**Information supplied**
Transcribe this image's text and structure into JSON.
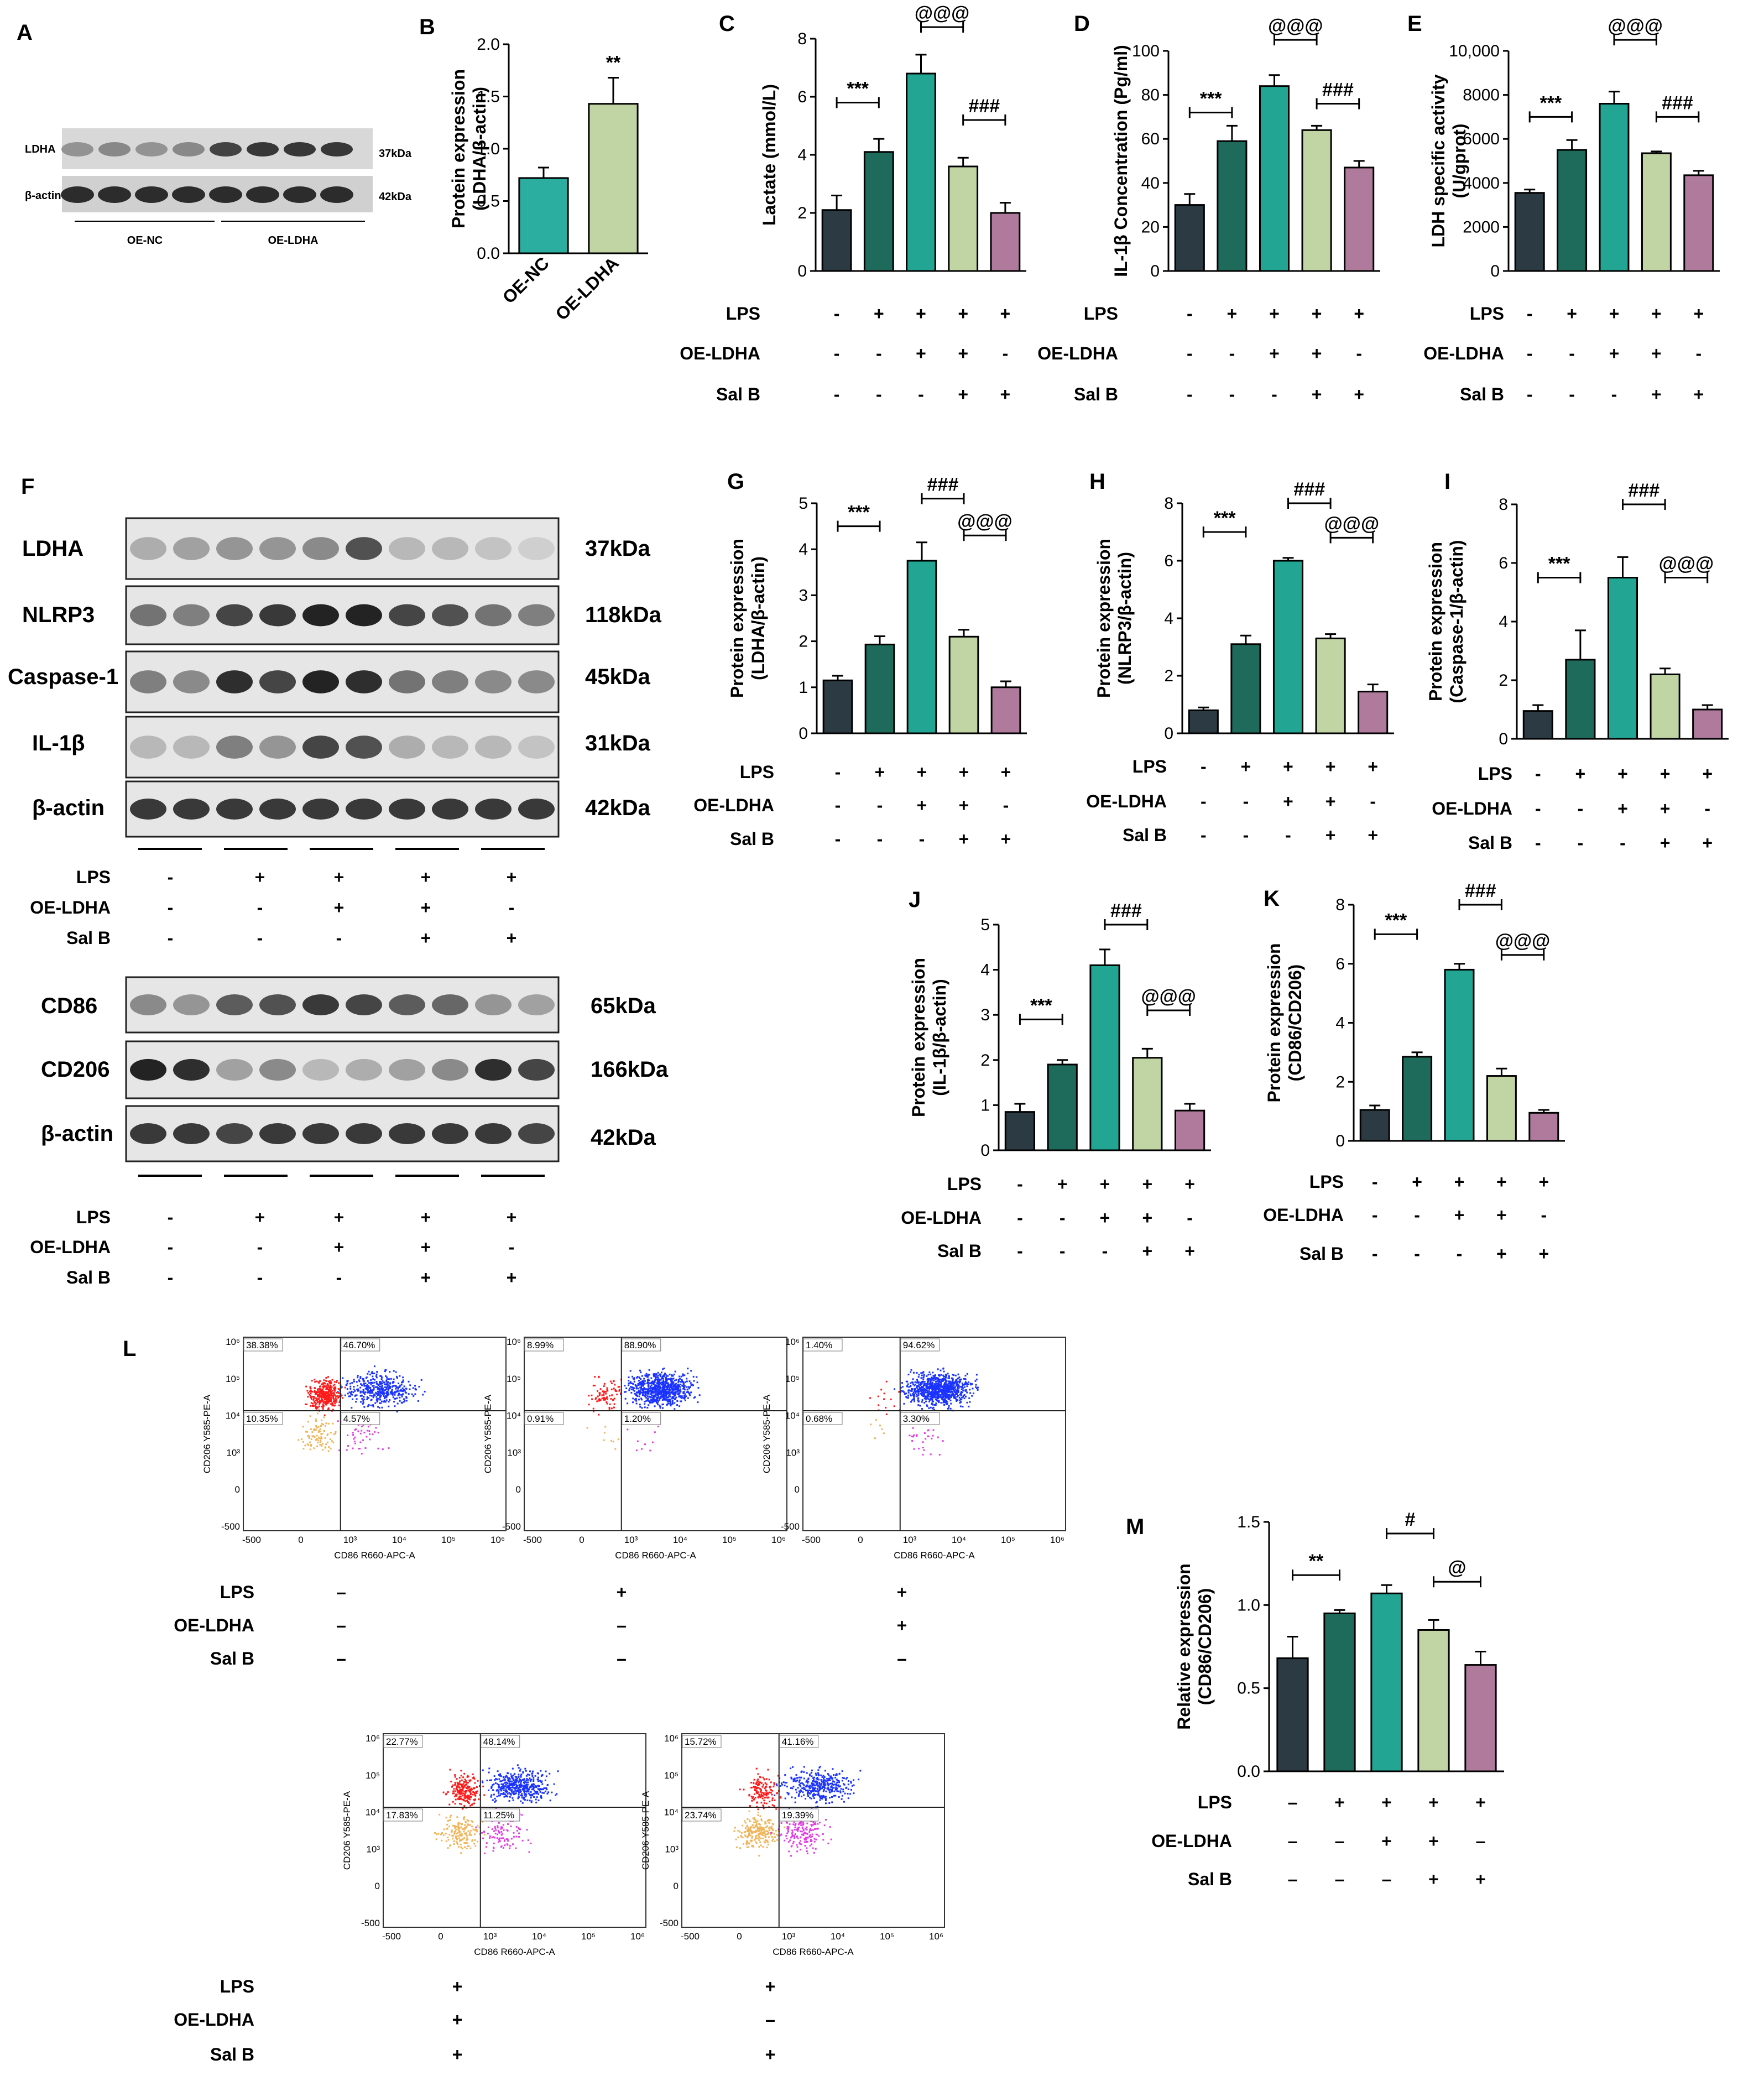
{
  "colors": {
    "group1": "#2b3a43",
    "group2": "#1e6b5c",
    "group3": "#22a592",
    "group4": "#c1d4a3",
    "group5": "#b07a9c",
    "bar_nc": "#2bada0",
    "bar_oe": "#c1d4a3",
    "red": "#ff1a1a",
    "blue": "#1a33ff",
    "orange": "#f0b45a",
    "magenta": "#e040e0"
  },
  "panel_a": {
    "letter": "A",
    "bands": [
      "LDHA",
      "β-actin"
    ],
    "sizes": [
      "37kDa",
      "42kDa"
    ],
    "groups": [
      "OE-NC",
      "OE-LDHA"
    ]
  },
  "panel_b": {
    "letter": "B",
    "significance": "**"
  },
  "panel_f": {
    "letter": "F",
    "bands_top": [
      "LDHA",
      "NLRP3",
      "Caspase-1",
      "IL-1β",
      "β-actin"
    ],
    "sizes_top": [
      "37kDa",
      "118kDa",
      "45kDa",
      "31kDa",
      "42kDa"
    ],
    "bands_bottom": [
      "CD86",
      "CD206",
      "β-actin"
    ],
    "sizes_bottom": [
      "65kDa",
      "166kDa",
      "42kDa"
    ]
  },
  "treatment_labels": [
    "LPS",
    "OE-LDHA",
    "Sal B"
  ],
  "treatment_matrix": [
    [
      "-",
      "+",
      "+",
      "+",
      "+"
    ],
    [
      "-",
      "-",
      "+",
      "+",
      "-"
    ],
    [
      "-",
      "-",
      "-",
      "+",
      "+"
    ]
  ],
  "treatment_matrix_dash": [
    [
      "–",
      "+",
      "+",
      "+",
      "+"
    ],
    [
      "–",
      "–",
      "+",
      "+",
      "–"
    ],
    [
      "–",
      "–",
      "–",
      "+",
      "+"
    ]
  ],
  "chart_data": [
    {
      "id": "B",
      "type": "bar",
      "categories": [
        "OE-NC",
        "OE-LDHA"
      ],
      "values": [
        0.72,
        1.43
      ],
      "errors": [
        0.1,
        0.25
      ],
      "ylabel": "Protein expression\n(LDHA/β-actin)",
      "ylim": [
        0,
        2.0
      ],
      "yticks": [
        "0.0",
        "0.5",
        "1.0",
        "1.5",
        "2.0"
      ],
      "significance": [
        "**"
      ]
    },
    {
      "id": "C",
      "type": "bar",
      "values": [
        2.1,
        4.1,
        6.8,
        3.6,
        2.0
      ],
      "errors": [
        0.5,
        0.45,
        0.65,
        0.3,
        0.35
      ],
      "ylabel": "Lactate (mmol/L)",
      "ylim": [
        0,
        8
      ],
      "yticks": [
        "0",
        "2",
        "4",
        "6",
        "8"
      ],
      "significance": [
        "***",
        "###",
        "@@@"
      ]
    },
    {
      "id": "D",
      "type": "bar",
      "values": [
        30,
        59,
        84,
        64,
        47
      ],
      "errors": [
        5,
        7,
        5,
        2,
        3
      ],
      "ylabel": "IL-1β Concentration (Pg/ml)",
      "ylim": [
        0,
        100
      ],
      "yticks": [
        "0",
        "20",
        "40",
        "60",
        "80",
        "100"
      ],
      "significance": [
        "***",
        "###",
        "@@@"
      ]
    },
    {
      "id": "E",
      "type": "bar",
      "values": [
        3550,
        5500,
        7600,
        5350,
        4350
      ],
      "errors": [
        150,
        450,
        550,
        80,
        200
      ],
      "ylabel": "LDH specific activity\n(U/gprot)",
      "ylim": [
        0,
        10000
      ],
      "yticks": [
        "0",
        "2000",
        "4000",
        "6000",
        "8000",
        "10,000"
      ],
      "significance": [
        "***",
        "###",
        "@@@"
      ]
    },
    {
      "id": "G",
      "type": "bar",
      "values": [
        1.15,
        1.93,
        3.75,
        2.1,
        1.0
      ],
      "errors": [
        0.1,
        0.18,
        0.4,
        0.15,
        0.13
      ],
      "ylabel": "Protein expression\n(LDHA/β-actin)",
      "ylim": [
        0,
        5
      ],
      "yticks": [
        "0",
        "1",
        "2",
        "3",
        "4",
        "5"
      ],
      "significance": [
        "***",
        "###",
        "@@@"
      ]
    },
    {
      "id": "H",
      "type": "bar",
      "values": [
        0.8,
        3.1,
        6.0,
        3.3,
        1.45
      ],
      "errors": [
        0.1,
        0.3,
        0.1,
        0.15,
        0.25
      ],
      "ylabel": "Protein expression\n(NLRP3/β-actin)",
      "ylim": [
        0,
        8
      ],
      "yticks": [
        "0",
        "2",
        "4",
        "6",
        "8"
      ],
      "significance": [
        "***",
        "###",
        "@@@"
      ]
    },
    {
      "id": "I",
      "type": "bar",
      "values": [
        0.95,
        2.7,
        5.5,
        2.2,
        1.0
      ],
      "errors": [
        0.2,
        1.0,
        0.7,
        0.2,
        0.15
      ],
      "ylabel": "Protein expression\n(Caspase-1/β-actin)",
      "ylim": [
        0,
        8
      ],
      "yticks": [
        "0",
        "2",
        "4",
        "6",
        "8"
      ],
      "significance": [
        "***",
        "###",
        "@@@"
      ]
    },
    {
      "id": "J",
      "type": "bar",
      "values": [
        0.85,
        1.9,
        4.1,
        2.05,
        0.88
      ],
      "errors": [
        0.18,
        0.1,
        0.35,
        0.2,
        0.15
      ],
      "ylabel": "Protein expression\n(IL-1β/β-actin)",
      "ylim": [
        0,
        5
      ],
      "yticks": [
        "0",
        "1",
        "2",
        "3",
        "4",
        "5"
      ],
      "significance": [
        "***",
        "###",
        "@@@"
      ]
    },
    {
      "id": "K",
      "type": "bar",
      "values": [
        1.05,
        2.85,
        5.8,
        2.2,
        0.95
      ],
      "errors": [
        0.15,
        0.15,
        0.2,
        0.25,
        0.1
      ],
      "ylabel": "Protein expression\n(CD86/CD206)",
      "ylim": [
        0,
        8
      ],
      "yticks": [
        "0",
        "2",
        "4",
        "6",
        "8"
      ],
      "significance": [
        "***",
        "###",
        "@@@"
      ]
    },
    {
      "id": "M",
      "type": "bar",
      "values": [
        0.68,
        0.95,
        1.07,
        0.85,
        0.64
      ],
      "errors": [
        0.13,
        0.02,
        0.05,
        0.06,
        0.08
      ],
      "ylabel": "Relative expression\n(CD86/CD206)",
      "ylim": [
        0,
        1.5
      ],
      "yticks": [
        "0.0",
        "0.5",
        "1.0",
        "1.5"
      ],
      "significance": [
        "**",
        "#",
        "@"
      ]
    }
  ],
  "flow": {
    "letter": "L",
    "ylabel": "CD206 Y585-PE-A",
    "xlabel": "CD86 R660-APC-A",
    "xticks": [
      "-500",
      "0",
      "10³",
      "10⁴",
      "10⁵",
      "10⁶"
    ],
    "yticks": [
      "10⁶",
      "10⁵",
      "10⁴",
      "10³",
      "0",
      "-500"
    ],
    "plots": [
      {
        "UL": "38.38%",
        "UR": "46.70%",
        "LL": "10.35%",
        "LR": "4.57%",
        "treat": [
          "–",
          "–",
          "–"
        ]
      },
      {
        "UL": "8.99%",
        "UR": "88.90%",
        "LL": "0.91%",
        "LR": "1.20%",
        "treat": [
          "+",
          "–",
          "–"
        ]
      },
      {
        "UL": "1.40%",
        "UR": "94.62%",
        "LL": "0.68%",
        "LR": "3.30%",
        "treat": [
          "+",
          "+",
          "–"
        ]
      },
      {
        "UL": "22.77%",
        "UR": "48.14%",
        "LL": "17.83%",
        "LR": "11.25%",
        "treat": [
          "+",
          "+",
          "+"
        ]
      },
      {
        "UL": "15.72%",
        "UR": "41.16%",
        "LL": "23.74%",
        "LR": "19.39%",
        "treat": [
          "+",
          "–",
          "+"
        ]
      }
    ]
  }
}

**The problem**
Write down how many lines in this listing contain the word "Protein"; the number is the whole answer.

**Solved exercise**
6